-- Begin --
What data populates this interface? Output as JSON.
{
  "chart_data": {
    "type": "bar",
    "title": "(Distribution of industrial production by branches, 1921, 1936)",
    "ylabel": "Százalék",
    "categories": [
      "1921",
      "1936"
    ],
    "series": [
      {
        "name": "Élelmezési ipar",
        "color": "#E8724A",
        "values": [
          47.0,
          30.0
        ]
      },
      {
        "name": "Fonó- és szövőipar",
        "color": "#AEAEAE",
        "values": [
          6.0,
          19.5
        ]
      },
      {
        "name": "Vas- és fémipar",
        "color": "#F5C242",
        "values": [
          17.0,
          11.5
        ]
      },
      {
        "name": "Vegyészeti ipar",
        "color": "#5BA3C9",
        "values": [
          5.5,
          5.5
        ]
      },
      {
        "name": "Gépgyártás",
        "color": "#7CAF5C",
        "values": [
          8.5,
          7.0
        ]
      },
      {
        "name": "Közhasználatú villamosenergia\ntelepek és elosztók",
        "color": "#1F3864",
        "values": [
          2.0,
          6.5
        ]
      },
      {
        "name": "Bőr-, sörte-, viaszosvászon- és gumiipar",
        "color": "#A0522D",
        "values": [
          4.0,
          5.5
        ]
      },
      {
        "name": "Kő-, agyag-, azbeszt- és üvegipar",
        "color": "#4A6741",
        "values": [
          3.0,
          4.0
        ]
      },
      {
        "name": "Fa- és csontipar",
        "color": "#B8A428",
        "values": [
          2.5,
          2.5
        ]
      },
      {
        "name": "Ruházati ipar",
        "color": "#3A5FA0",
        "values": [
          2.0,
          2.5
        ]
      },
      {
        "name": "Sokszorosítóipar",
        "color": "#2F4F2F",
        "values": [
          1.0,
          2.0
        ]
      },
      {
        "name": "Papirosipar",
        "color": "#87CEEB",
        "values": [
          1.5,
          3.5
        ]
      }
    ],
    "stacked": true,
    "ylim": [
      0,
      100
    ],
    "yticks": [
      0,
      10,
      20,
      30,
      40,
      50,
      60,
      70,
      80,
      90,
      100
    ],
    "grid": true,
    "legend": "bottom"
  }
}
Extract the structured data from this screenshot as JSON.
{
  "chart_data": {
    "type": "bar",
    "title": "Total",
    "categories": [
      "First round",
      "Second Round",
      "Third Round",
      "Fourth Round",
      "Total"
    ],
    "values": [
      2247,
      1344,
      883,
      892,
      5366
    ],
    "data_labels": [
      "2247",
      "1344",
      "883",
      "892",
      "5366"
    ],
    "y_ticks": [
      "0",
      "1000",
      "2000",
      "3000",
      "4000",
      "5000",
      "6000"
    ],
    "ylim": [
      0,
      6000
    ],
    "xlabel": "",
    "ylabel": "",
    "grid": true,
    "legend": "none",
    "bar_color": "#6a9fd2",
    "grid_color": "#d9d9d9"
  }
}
-- End --
• _Work instructions_: Extract the complete set of records unchanged.

• _Full output_:
What data populates this interface? Output as JSON.
{
  "chart_data": {
    "type": "bar",
    "title": "(Distribution of industrial production by branches, 1921, 1936)",
    "ylabel": "Százalék",
    "categories": [
      "1921",
      "1936"
    ],
    "series": [
      {
        "name": "Élelmezési ipar",
        "color": "#E8724A",
        "values": [
          47.0,
          30.0
        ]
      },
      {
        "name": "Fonó- és szövőipar",
        "color": "#AEAEAE",
        "values": [
          6.0,
          19.5
        ]
      },
      {
        "name": "Vas- és fémipar",
        "color": "#F5C242",
        "values": [
          17.0,
          11.5
        ]
      },
      {
        "name": "Vegyészeti ipar",
        "color": "#5BA3C9",
        "values": [
          5.5,
          5.5
        ]
      },
      {
        "name": "Gépgyártás",
        "color": "#7CAF5C",
        "values": [
          8.5,
          7.0
        ]
      },
      {
        "name": "Közhasználatú villamosenergia\ntelepek és elosztók",
        "color": "#1F3864",
        "values": [
          2.0,
          6.5
        ]
      },
      {
        "name": "Bőr-, sörte-, viaszosvászon- és gumiipar",
        "color": "#A0522D",
        "values": [
          4.0,
          5.5
        ]
      },
      {
        "name": "Kő-, agyag-, azbeszt- és üvegipar",
        "color": "#4A6741",
        "values": [
          3.0,
          4.0
        ]
      },
      {
        "name": "Fa- és csontipar",
        "color": "#B8A428",
        "values": [
          2.5,
          2.5
        ]
      },
      {
        "name": "Ruházati ipar",
        "color": "#3A5FA0",
        "values": [
          2.0,
          2.5
        ]
      },
      {
        "name": "Sokszorosítóipar",
        "color": "#2F4F2F",
        "values": [
          1.0,
          2.0
        ]
      },
      {
        "name": "Papirosipar",
        "color": "#87CEEB",
        "values": [
          1.5,
          3.5
        ]
      }
    ],
    "stacked": true,
    "ylim": [
      0,
      100
    ],
    "yticks": [
      0,
      10,
      20,
      30,
      40,
      50,
      60,
      70,
      80,
      90,
      100
    ],
    "grid": true,
    "legend": "bottom"
  }
}
Extract the structured data from this screenshot as JSON.
{
  "chart_data": {
    "type": "bar",
    "title": "Total",
    "categories": [
      "First round",
      "Second Round",
      "Third Round",
      "Fourth Round",
      "Total"
    ],
    "values": [
      2247,
      1344,
      883,
      892,
      5366
    ],
    "data_labels": [
      "2247",
      "1344",
      "883",
      "892",
      "5366"
    ],
    "y_ticks": [
      "0",
      "1000",
      "2000",
      "3000",
      "4000",
      "5000",
      "6000"
    ],
    "ylim": [
      0,
      6000
    ],
    "xlabel": "",
    "ylabel": "",
    "grid": true,
    "legend": "none",
    "bar_color": "#6a9fd2",
    "grid_color": "#d9d9d9"
  }
}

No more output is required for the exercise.